Identify the lines that contain the string "riser", then copy each of them.

═══ Records shown

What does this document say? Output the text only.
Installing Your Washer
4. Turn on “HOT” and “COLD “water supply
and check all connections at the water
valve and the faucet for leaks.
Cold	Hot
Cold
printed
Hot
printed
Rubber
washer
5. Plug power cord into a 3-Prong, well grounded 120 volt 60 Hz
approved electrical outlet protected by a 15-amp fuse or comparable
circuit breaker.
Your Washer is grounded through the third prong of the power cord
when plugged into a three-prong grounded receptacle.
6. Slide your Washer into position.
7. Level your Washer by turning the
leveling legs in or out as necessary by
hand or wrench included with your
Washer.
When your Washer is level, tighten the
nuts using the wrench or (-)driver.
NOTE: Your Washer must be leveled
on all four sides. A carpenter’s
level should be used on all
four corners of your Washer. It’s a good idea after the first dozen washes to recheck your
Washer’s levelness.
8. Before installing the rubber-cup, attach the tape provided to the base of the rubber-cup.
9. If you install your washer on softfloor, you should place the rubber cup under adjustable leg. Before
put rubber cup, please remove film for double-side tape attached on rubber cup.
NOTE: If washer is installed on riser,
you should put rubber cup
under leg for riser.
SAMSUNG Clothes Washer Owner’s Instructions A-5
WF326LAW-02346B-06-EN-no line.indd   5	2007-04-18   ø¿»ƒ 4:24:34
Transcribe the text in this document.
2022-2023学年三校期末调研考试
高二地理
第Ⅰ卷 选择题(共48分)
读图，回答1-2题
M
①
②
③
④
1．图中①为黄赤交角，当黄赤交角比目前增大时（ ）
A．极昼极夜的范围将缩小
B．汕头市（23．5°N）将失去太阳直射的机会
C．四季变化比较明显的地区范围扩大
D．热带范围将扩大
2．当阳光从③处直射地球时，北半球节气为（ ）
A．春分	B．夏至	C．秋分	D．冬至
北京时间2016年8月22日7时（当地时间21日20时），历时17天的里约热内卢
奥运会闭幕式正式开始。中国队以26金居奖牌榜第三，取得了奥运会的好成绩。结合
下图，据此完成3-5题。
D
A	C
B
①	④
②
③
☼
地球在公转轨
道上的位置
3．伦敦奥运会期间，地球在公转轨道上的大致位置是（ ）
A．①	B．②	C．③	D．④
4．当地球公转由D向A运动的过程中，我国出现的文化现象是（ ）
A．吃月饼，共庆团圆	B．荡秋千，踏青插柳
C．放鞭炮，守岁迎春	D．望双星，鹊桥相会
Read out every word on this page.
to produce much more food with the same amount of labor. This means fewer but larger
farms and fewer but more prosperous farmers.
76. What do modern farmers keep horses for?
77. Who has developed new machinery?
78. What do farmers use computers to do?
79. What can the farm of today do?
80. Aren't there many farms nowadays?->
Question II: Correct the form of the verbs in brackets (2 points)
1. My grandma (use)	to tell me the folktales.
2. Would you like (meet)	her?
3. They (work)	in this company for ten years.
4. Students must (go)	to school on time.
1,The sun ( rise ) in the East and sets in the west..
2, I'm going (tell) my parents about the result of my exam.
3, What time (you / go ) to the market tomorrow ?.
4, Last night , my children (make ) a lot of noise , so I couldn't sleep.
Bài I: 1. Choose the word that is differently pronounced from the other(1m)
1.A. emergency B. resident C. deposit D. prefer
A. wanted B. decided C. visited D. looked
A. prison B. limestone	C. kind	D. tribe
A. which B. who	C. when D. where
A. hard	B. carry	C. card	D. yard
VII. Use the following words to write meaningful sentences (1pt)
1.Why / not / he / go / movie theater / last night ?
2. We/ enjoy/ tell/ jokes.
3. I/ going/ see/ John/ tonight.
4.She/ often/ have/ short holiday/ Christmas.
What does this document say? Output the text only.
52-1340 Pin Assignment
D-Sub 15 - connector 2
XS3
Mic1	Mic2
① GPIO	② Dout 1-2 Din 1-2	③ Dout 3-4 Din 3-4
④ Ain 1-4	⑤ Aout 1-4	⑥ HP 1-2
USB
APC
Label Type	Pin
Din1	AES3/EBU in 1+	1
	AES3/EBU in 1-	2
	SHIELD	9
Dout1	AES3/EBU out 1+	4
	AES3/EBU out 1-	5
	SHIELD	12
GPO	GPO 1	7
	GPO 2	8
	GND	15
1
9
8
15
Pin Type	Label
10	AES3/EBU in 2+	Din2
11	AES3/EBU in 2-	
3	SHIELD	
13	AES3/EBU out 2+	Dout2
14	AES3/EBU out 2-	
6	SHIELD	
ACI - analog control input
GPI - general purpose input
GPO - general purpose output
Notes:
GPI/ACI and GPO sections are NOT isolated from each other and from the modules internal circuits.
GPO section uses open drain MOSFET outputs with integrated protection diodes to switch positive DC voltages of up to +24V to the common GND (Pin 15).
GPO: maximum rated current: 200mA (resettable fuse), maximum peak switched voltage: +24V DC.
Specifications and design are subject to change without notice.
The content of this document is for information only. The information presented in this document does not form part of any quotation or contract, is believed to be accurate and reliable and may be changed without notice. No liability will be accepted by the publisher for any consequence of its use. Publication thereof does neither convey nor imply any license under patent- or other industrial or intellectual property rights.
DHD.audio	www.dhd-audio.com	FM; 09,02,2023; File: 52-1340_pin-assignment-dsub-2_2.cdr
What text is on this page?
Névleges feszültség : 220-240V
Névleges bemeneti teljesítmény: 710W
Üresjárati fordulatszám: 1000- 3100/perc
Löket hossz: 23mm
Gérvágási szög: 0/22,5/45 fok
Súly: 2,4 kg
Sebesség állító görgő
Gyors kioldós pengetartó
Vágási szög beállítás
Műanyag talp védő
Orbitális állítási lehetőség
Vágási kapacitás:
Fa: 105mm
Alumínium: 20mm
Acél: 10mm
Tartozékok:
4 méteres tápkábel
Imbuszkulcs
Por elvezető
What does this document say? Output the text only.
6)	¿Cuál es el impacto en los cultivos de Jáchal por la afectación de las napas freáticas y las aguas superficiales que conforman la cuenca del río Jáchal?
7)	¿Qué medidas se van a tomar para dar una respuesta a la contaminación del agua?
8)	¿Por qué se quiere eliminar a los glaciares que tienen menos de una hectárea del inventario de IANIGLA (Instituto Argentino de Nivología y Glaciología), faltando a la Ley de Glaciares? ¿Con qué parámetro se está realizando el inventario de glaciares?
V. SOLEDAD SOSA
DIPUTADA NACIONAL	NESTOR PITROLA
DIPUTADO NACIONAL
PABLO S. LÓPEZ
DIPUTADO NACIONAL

══════

__The answer__:
NOTE: If washer is installed on riser,
under leg for riser.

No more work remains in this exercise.